# How to paint/highlight dials?



## pelallito (Oct 27, 2011)

Hello,
Somewhere in one of the machinig forums, there was an article/posting on how to paint/highlight the markings on the dials of a machine. In this case, I want to make the markings on my Palmgren X/Y table easier to read.
Can someone help me find it?
They are getting harder to see! 
Thanks,
Fred


----------



## dalem9 (Oct 27, 2011)

Clean your dial well. paint were the number are then after it dries sand paint off ,the paint will stay in the markings .Hope this helps Dale


----------



## pelallito (Oct 28, 2011)

Dale,
Thanks for the reply! 
I have been trying that without any luck. 
I have used two or three different paints, but when I try to sand off
The dial, the paint also goes. 
After I posted the question, I found a thread where somebody used a Markal paint stick and it worked for him. I am going to buy one from Fastenal and try it. 
If it works for or not, I will post that!
Thanks again,
Fred


----------



## GailInNM (Oct 28, 2011)

Fred,
Here are links to two threads that I did using Lacquer-Stik which is made for filling engravings.
http://www.homemodelenginemachinist.com/index.php?topic=3362.0
http://www.homemodelenginemachinist.com/index.php?topic=3686.0
Gail in NM


----------



## Stan (Oct 28, 2011)

I had little success with the 'paint and sand' method but the engraving company who did work for me did it all the time. I attributed their success to the shape and depth of the groove their engraving machine made rather than a simple V groove that I was making.


----------



## MachineTom (Oct 28, 2011)

▶ _Raw data_
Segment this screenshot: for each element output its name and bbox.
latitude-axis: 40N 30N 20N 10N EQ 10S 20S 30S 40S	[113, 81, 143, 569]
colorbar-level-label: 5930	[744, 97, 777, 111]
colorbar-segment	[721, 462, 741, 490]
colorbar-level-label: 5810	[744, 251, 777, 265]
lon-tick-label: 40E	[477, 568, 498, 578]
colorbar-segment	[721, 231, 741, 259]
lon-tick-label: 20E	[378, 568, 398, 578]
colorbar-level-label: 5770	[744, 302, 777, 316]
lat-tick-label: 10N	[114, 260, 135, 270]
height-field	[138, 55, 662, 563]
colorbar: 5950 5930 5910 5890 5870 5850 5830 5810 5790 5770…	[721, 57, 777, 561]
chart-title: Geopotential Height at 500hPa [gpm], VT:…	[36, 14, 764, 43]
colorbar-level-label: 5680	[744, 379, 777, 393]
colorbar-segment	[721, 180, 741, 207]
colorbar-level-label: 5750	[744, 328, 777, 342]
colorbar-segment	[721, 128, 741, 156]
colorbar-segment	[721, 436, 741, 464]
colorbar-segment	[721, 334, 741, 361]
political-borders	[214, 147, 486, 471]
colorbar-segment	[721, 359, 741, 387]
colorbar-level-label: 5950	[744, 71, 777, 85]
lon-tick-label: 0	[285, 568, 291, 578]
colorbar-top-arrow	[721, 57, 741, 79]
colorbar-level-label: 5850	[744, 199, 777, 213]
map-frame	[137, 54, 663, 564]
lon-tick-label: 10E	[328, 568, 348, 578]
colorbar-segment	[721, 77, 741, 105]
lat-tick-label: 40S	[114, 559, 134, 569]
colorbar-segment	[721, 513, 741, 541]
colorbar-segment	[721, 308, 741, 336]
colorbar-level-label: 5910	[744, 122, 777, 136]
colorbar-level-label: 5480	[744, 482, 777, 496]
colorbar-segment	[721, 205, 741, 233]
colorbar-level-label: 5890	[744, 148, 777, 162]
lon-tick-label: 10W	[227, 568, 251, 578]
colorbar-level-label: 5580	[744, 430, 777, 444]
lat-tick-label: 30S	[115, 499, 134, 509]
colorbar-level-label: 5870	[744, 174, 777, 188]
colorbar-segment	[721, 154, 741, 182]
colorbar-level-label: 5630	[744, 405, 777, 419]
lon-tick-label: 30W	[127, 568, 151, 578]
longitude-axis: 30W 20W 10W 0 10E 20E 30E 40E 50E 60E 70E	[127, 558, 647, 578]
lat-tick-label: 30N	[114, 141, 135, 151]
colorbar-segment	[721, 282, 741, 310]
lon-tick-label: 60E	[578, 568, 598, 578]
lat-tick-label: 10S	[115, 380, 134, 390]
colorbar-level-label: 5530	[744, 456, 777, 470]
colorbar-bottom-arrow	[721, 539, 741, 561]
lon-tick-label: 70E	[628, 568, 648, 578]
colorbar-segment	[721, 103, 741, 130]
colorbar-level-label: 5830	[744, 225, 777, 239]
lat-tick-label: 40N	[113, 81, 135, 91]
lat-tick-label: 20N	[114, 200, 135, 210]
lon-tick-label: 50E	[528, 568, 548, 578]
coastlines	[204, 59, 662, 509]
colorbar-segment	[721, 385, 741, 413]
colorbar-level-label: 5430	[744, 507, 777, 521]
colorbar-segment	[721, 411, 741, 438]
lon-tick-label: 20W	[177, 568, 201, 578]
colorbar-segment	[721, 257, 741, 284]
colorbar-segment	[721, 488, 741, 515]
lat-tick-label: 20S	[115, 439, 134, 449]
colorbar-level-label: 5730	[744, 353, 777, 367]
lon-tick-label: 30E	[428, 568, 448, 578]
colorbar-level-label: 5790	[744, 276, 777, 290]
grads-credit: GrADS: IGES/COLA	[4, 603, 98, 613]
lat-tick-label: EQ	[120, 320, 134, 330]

▶ _Tasks and exercises_
1) In the forum thread about highlighting dial markings, where does Fred plan to buy the Markal paint stick?
2) Using the forum thread about highlighting dial markings, explain why Stan thought the engraving company succeeded with the paint-and-sand method when he did not.
3) Please proceed with the forum thread about highlighting dial markings from the point where it stops.
The data has no connection to the forum thread about highlighting dial markings.

▶ _Outputs_
1) Fastenal.

2) Stan credited the engraving company's success to the shape and depth of the grooves their engraving machine cut. His own grooves were simple V grooves.

3)
Yes the Markal Paint stick is the charm. clean the dials several times to remove all grease/oils etc. If doing a unpainted dial smear the stick over all the grads several times, wait 24 hours and carefully rub the surfaces. do not used fluffy rags they will remove everything, paper towels to start, when just a fine film remains use sheet paper to remove the last bits. another 24 hours and its ready to use. Painted surface the same but make sure the paint is really dry as it will peel otherwise. I've also done white on black paint with white out, but a clear coat is need to keep the white from collecting dirt, my mill is done this way. This dial is 40 years old so the dings and scratches show up, not important to me as its the graduations that could. The paint was done in 2005.


----------



## pelallito (Oct 28, 2011)

That is an awesome paint job. I will try to do something as nice. 
I have been cleaning the dial with acetone and a wire brush. 
I will follow all suggestions. 
Thanks to all for the advice and help.
Fred
PS The micro tool website was new to me. Thanks for the tip! I am trying to find the lacquer stik locally, but so far without luck. I might have to order from them. The only problem that I will have, they have so many other cool things that I want!
Thanks again.


----------



## Swede (Nov 23, 2011)

I'm late to this parade, but I also had trouble painting engraving on some dials I made for my tool grinder machine. In the end, I found the best method was to use enamel paint, like testors, brushed into the grooves. The tricky part - a few minutes later, after the paint has stiffened a bit but is not totally dry (experiment a bit) - take a paper towel lightly wetted with denatured alcohol. The alcohol is a partial solvent... between water and acetone. This removes the tall paint but leaves the paint behind in the grooves. The good part with any of this is that if it gets messed up, you simply hit the dial with acetone and start over. No need for abrasives. You get unlimited attempts at it.


----------



## dwentz (Nov 23, 2011)

The key is not to use a water base or latex based paint. Good enamel works, as does rustolium. 

Dale


----------



## pelallito (Nov 27, 2011)

Swede and Dentz,
Thanks for the posts and advice.
I still have not bought the Laquer Stik, but I have plenty of paint on hand.
I will give that a try.
Thanks again.
Fred


----------



## Chazz (Dec 14, 2011)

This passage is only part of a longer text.